## SHORT PROBLEM
Give the number of lines that include the word "Average", and nothing else.

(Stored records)
[start]

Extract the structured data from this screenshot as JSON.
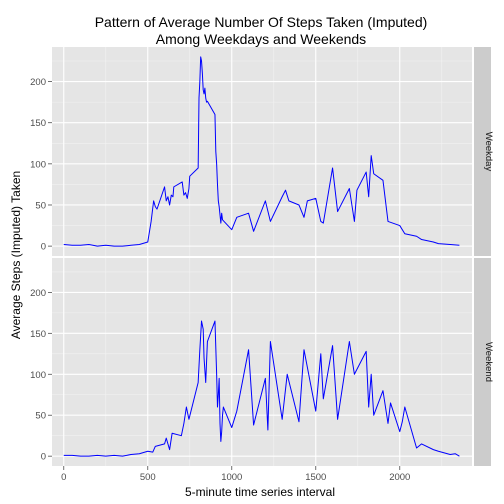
{
  "chart_data": {
    "type": "line",
    "title": "Pattern of Average Number Of Steps Taken (Imputed)",
    "subtitle": "Among Weekdays and Weekends",
    "xlabel": "5-minute time series interval",
    "ylabel": "Average Steps (Imputed) Taken",
    "xlim": [
      -70,
      2430
    ],
    "ylim": [
      -12,
      242
    ],
    "xticks": [
      0,
      500,
      1000,
      1500,
      2000
    ],
    "yticks": [
      0,
      50,
      100,
      150,
      200
    ],
    "grid": true,
    "line_color": "#0000ff",
    "panel_bg": "#e5e5e5",
    "strip_bg": "#cccccc",
    "facets": [
      {
        "label": "Weekday",
        "x": [
          0,
          50,
          100,
          150,
          200,
          250,
          300,
          350,
          400,
          450,
          500,
          520,
          535,
          545,
          555,
          600,
          610,
          620,
          630,
          640,
          650,
          655,
          705,
          715,
          725,
          735,
          745,
          750,
          800,
          805,
          810,
          815,
          820,
          825,
          830,
          835,
          840,
          845,
          850,
          855,
          900,
          905,
          910,
          915,
          920,
          925,
          930,
          935,
          940,
          945,
          1000,
          1010,
          1030,
          1100,
          1130,
          1200,
          1230,
          1300,
          1320,
          1340,
          1400,
          1430,
          1450,
          1500,
          1530,
          1545,
          1600,
          1630,
          1700,
          1730,
          1745,
          1800,
          1815,
          1830,
          1845,
          1900,
          1930,
          2000,
          2030,
          2100,
          2130,
          2200,
          2230,
          2300,
          2355
        ],
        "y": [
          2,
          1,
          1,
          2,
          0,
          1,
          0,
          0,
          1,
          2,
          5,
          30,
          55,
          48,
          45,
          72,
          55,
          60,
          50,
          62,
          60,
          72,
          78,
          62,
          65,
          58,
          70,
          85,
          95,
          180,
          200,
          230,
          225,
          210,
          190,
          185,
          192,
          180,
          175,
          176,
          160,
          115,
          100,
          75,
          55,
          48,
          38,
          28,
          40,
          32,
          20,
          25,
          35,
          40,
          18,
          55,
          30,
          60,
          68,
          55,
          50,
          35,
          55,
          58,
          30,
          28,
          95,
          42,
          70,
          30,
          68,
          90,
          60,
          110,
          88,
          80,
          30,
          25,
          15,
          12,
          8,
          5,
          3,
          2,
          1
        ]
      },
      {
        "label": "Weekend",
        "x": [
          0,
          50,
          100,
          150,
          200,
          250,
          300,
          350,
          400,
          450,
          500,
          530,
          545,
          600,
          610,
          630,
          645,
          700,
          715,
          730,
          745,
          800,
          810,
          820,
          830,
          835,
          845,
          855,
          900,
          910,
          915,
          920,
          925,
          930,
          935,
          940,
          945,
          950,
          1000,
          1015,
          1030,
          1100,
          1130,
          1200,
          1215,
          1230,
          1300,
          1330,
          1400,
          1430,
          1500,
          1530,
          1545,
          1600,
          1630,
          1700,
          1730,
          1800,
          1815,
          1830,
          1845,
          1900,
          1930,
          1945,
          2000,
          2015,
          2030,
          2100,
          2130,
          2200,
          2230,
          2300,
          2330,
          2355
        ],
        "y": [
          1,
          1,
          0,
          0,
          1,
          0,
          1,
          0,
          2,
          3,
          6,
          5,
          12,
          15,
          22,
          8,
          28,
          25,
          40,
          60,
          45,
          90,
          130,
          165,
          155,
          120,
          90,
          140,
          165,
          100,
          60,
          75,
          95,
          40,
          18,
          30,
          50,
          60,
          35,
          45,
          55,
          130,
          38,
          95,
          32,
          140,
          45,
          100,
          42,
          130,
          55,
          125,
          70,
          135,
          45,
          140,
          100,
          128,
          60,
          100,
          50,
          80,
          40,
          65,
          30,
          42,
          60,
          10,
          15,
          8,
          6,
          2,
          3,
          0
        ]
      }
    ]
  }
}
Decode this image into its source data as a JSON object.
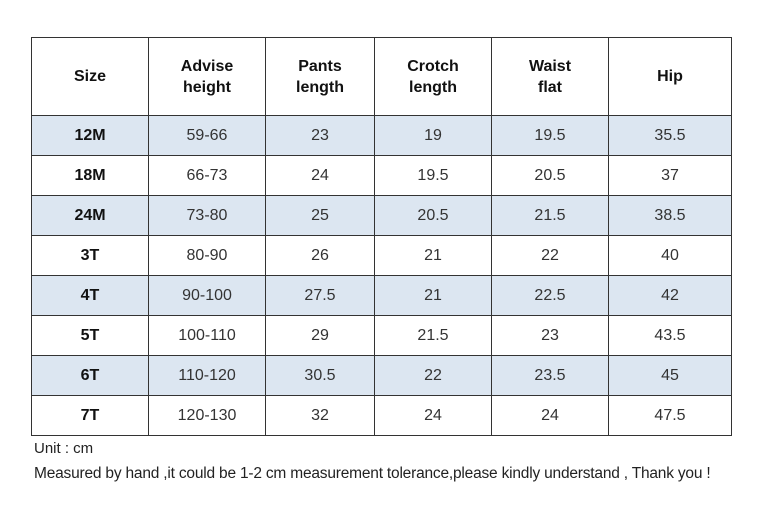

[end]

## RESULT
2